Task description -> Copy every line that contains the string "APEC에서" from the entries below.

Data to use ->
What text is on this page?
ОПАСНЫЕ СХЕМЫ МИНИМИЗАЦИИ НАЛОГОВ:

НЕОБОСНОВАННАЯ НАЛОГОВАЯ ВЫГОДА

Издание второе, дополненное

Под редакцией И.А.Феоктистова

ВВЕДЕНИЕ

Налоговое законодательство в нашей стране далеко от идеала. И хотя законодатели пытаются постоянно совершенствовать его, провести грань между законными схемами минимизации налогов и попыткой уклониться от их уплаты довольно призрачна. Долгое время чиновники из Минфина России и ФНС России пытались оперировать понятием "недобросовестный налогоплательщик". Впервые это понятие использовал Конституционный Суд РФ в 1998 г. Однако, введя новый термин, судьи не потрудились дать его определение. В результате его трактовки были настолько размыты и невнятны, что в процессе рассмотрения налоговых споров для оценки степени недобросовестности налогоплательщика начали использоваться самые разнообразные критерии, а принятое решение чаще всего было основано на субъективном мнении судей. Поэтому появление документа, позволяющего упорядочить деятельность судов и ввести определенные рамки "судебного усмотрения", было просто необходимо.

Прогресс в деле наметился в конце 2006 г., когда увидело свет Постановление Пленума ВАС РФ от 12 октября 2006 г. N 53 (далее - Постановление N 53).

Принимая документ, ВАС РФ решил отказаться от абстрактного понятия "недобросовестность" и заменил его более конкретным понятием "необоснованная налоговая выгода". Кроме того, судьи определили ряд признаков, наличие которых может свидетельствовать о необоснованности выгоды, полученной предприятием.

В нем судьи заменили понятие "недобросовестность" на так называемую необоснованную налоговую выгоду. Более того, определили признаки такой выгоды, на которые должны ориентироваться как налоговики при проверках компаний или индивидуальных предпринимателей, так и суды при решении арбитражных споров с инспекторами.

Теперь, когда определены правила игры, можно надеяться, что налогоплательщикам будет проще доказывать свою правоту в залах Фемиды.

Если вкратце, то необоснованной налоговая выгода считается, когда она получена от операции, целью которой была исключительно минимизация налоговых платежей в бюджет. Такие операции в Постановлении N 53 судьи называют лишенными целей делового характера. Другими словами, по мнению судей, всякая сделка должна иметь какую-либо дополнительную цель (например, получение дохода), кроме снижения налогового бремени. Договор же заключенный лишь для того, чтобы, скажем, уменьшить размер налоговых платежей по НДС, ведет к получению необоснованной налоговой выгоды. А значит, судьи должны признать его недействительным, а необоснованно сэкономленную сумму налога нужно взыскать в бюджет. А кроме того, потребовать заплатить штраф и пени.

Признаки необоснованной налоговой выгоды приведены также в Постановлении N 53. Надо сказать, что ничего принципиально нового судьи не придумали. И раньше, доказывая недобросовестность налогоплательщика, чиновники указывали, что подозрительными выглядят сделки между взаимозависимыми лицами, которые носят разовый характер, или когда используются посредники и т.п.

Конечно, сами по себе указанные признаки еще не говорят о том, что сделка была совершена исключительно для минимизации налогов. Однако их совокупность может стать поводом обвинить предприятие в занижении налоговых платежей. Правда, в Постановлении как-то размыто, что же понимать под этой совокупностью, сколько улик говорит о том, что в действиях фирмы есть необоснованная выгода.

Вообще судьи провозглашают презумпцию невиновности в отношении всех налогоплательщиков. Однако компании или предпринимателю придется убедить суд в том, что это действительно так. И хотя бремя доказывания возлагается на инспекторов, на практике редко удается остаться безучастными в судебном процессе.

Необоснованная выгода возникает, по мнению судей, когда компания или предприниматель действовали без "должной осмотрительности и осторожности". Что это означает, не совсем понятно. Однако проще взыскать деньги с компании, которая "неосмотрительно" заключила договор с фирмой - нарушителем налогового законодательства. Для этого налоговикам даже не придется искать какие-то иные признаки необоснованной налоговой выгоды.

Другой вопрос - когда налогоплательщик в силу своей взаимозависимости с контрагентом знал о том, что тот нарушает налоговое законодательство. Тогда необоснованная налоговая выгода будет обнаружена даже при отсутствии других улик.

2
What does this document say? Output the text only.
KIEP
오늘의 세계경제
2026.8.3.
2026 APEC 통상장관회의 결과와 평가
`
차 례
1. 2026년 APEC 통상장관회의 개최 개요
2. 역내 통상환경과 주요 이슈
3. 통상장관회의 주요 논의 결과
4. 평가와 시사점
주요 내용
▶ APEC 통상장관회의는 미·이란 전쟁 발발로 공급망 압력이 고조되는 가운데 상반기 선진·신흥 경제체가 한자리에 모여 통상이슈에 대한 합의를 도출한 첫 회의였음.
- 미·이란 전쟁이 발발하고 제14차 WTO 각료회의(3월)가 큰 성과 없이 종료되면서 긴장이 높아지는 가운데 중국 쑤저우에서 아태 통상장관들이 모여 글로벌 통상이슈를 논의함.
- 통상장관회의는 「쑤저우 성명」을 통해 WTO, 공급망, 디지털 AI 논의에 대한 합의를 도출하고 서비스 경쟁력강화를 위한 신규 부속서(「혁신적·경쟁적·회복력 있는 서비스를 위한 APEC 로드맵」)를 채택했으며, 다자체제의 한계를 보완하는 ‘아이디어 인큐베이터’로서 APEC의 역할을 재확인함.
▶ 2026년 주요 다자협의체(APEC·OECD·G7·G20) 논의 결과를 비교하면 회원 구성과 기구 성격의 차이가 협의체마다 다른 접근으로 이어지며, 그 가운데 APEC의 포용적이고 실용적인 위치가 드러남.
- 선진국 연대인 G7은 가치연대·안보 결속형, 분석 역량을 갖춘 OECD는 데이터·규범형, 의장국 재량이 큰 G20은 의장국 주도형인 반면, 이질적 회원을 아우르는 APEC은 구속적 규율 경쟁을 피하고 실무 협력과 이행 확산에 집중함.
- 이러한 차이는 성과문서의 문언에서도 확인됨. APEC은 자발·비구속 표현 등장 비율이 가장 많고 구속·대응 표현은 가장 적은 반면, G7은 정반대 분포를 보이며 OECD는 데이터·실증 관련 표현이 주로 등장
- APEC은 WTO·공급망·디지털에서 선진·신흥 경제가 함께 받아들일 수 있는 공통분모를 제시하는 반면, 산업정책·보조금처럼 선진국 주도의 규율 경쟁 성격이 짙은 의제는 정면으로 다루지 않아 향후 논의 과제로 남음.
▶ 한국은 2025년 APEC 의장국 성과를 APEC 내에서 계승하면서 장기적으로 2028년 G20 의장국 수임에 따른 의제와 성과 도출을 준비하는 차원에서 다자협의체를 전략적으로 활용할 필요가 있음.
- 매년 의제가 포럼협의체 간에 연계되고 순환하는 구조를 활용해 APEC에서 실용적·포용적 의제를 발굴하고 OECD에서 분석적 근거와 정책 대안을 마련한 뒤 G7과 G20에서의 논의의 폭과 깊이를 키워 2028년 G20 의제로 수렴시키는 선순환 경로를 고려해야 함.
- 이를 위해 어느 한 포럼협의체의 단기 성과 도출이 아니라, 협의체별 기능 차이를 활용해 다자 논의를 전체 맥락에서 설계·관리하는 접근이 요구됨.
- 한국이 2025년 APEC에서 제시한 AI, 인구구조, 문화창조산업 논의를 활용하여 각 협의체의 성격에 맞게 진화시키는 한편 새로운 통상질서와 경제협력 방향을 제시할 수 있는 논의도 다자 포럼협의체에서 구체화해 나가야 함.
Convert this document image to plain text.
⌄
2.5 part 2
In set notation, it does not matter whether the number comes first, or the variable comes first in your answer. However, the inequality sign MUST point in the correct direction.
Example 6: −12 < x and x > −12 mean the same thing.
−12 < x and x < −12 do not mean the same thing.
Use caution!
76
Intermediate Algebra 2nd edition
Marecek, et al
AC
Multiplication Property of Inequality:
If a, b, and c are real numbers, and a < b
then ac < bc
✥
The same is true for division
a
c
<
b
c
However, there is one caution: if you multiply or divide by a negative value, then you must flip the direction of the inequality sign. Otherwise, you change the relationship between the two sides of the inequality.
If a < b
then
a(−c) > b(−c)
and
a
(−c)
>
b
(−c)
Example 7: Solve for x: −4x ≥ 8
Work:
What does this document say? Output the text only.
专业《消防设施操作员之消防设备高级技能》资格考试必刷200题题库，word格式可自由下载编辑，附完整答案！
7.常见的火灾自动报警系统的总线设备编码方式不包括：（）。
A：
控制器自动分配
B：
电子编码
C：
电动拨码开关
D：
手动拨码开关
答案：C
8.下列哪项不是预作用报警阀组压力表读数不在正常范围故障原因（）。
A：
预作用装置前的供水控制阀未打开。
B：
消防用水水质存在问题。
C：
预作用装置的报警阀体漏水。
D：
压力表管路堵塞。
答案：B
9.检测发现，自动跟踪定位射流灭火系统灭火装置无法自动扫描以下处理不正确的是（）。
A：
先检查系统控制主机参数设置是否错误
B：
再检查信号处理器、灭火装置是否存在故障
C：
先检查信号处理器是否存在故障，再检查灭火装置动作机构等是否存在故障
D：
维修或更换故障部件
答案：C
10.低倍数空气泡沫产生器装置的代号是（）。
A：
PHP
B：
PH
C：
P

Result of this task ->
- 매년 의제가 포럼협의체 간에 연계되고 순환하는 구조를 활용해 APEC에서 실용적·포용적 의제를 발굴하고 OECD에서 분석적 근거와 정책 대안을 마련한 뒤 G7과 G20에서의 논의의 폭과 깊이를 키워 2028년 G20 의제로 수렴시키는 선순환 경로를 고려해야 함.
- 한국이 2025년 APEC에서 제시한 AI, 인구구조, 문화창조산업 논의를 활용하여 각 협의체의 성격에 맞게 진화시키는 한편 새로운 통상질서와 경제협력 방향을 제시할 수 있는 논의도 다자 포럼협의체에서 구체화해 나가야 함.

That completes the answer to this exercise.